== Data shown

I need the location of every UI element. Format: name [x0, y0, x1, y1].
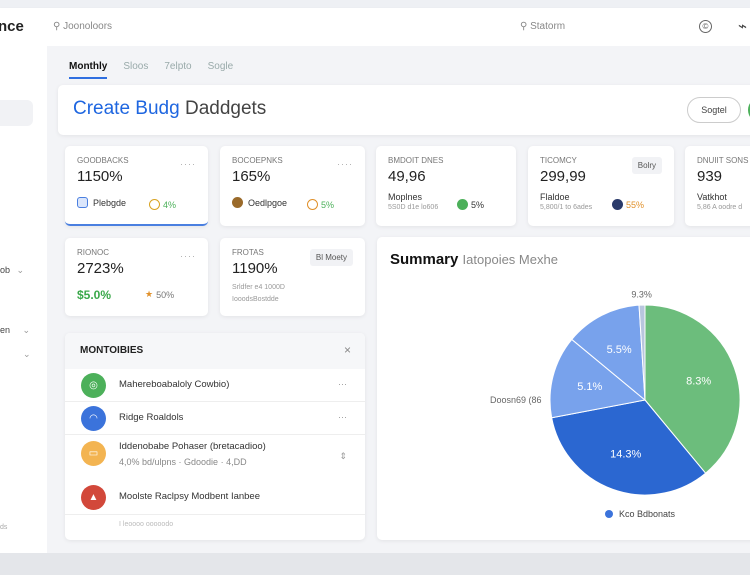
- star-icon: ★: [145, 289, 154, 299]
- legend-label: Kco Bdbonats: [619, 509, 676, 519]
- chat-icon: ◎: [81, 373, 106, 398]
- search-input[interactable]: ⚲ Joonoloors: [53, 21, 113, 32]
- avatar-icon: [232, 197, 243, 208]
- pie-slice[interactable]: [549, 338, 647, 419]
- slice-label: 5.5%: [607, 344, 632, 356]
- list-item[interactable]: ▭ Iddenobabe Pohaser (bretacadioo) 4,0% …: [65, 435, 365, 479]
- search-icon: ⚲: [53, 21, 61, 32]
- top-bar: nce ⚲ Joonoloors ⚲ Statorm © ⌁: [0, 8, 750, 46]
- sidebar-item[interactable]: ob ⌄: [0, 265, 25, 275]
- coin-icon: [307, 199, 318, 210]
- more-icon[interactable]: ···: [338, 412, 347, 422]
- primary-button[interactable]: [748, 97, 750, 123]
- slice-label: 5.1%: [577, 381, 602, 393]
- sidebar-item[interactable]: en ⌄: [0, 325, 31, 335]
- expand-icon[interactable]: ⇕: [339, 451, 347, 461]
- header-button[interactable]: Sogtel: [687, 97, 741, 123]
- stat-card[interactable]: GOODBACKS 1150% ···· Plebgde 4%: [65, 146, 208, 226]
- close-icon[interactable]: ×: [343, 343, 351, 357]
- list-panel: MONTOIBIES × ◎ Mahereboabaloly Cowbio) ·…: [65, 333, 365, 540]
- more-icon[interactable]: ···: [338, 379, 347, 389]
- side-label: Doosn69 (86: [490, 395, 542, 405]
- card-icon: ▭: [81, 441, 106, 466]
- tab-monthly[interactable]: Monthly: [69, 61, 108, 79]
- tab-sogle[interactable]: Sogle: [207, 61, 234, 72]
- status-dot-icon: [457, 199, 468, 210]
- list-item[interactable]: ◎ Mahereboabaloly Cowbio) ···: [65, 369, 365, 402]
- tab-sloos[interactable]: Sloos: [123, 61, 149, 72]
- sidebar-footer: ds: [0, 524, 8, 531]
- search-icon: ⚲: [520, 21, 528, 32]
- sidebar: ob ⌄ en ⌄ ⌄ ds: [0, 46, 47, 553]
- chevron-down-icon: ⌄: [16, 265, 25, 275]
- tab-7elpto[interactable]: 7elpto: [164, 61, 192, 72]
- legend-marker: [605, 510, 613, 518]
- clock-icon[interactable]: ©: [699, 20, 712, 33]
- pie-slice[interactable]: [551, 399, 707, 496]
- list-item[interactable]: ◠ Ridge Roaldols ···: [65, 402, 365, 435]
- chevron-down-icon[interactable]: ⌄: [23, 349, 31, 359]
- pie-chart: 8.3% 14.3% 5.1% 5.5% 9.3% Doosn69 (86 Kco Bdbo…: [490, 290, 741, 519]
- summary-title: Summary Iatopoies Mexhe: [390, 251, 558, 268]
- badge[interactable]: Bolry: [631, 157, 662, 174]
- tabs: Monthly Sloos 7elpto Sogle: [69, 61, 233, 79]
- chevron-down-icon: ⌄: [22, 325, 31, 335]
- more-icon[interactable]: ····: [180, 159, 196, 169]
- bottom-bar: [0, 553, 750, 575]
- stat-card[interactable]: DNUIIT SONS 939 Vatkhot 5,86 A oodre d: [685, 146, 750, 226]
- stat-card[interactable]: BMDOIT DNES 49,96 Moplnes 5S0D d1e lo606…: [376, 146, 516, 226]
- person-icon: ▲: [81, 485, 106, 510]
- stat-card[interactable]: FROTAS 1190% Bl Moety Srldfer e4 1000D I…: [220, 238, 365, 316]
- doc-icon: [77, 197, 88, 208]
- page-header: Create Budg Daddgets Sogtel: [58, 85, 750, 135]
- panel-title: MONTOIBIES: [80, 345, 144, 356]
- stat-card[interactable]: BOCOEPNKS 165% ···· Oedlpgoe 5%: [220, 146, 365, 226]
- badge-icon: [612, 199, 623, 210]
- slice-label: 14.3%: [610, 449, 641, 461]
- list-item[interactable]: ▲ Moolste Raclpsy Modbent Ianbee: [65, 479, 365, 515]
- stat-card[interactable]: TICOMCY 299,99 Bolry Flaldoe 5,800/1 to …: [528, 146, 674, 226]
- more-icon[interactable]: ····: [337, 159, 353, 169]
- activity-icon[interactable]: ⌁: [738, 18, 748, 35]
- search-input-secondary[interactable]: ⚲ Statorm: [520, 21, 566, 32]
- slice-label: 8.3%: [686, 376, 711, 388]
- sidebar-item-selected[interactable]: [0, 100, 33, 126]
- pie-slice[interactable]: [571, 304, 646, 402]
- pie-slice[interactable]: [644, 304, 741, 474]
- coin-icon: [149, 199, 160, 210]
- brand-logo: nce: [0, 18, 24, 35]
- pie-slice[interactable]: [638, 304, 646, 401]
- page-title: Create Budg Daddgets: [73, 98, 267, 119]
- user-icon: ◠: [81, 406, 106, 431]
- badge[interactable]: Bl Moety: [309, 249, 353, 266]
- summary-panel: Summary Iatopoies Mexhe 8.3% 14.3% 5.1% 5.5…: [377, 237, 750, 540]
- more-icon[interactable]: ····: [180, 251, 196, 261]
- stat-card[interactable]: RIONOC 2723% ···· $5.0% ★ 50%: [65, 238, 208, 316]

====

**Challenge**
Repeat the items above with each "more-icon" swapped for "options-icon" and nothing else altered. Leave out the pictures.

**Exercise solution**
I need the location of every UI element. Format: name [x0, y0, x1, y1].
- star-icon: ★: [145, 289, 154, 299]
- legend-label: Kco Bdbonats: [619, 509, 676, 519]
- chat-icon: ◎: [81, 373, 106, 398]
- search-input[interactable]: ⚲ Joonoloors: [53, 21, 113, 32]
- avatar-icon: [232, 197, 243, 208]
- pie-slice[interactable]: [549, 338, 647, 419]
- slice-label: 5.5%: [607, 344, 632, 356]
- list-item[interactable]: ▭ Iddenobabe Pohaser (bretacadioo) 4,0% …: [65, 435, 365, 479]
- search-icon: ⚲: [53, 21, 61, 32]
- top-bar: nce ⚲ Joonoloors ⚲ Statorm © ⌁: [0, 8, 750, 46]
- sidebar-item[interactable]: ob ⌄: [0, 265, 25, 275]
- coin-icon: [307, 199, 318, 210]
- options-icon[interactable]: ···: [338, 412, 347, 422]
- primary-button[interactable]: [748, 97, 750, 123]
- slice-label: 5.1%: [577, 381, 602, 393]
- sidebar-item[interactable]: en ⌄: [0, 325, 31, 335]
- expand-icon[interactable]: ⇕: [339, 451, 347, 461]
- header-button[interactable]: Sogtel: [687, 97, 741, 123]
- stat-card[interactable]: GOODBACKS 1150% ···· Plebgde 4%: [65, 146, 208, 226]
- close-icon[interactable]: ×: [343, 343, 351, 357]
- list-panel: MONTOIBIES × ◎ Mahereboabaloly Cowbio) ·…: [65, 333, 365, 540]
- options-icon[interactable]: ···: [338, 379, 347, 389]
- side-label: Doosn69 (86: [490, 395, 542, 405]
- card-icon: ▭: [81, 441, 106, 466]
- tab-monthly[interactable]: Monthly: [69, 61, 108, 79]
- tab-sogle[interactable]: Sogle: [207, 61, 234, 72]
- status-dot-icon: [457, 199, 468, 210]
- list-item[interactable]: ◎ Mahereboabaloly Cowbio) ···: [65, 369, 365, 402]
- tab-sloos[interactable]: Sloos: [123, 61, 149, 72]
- sidebar-footer: ds: [0, 524, 8, 531]
- search-icon: ⚲: [520, 21, 528, 32]
- sidebar: ob ⌄ en ⌄ ⌄ ds: [0, 46, 47, 553]
- chevron-down-icon: ⌄: [16, 265, 25, 275]
- tab-7elpto[interactable]: 7elpto: [164, 61, 192, 72]
- legend-marker: [605, 510, 613, 518]
- clock-icon[interactable]: ©: [699, 20, 712, 33]
- pie-slice[interactable]: [551, 399, 707, 496]
- list-item[interactable]: ◠ Ridge Roaldols ···: [65, 402, 365, 435]
- chevron-down-icon[interactable]: ⌄: [23, 349, 31, 359]
- pie-chart: 8.3% 14.3% 5.1% 5.5% 9.3% Doosn69 (86 Kco Bdbo…: [490, 290, 741, 519]
- summary-title: Summary Iatopoies Mexhe: [390, 251, 558, 268]
- badge[interactable]: Bolry: [631, 157, 662, 174]
- tabs: Monthly Sloos 7elpto Sogle: [69, 61, 233, 79]
- chevron-down-icon: ⌄: [22, 325, 31, 335]
- options-icon[interactable]: ····: [180, 159, 196, 169]
- bottom-bar: [0, 553, 750, 575]
- stat-card[interactable]: DNUIIT SONS 939 Vatkhot 5,86 A oodre d: [685, 146, 750, 226]
- stat-card[interactable]: BMDOIT DNES 49,96 Moplnes 5S0D d1e lo606…: [376, 146, 516, 226]
- person-icon: ▲: [81, 485, 106, 510]
- stat-card[interactable]: FROTAS 1190% Bl Moety Srldfer e4 1000D I…: [220, 238, 365, 316]
- doc-icon: [77, 197, 88, 208]
- page-header: Create Budg Daddgets Sogtel: [58, 85, 750, 135]
- panel-title: MONTOIBIES: [80, 345, 144, 356]
- stat-card[interactable]: BOCOEPNKS 165% ···· Oedlpgoe 5%: [220, 146, 365, 226]
- badge-icon: [612, 199, 623, 210]
- slice-label: 14.3%: [610, 449, 641, 461]
- list-item[interactable]: ▲ Moolste Raclpsy Modbent Ianbee: [65, 479, 365, 515]
- stat-card[interactable]: TICOMCY 299,99 Bolry Flaldoe 5,800/1 to …: [528, 146, 674, 226]
- options-icon[interactable]: ····: [337, 159, 353, 169]
- activity-icon[interactable]: ⌁: [738, 18, 748, 35]
- search-input-secondary[interactable]: ⚲ Statorm: [520, 21, 566, 32]
- slice-label: 8.3%: [686, 376, 711, 388]
- sidebar-item-selected[interactable]: [0, 100, 33, 126]
- pie-slice[interactable]: [571, 304, 646, 402]
- pie-slice[interactable]: [644, 304, 741, 474]
- coin-icon: [149, 199, 160, 210]
- brand-logo: nce: [0, 18, 24, 35]
- pie-slice[interactable]: [638, 304, 646, 401]
- page-title: Create Budg Daddgets: [73, 98, 267, 119]
- user-icon: ◠: [81, 406, 106, 431]
- badge[interactable]: Bl Moety: [309, 249, 353, 266]
- summary-panel: Summary Iatopoies Mexhe 8.3% 14.3% 5.1% 5.5…: [377, 237, 750, 540]
- options-icon[interactable]: ····: [180, 251, 196, 261]
- stat-card[interactable]: RIONOC 2723% ···· $5.0% ★ 50%: [65, 238, 208, 316]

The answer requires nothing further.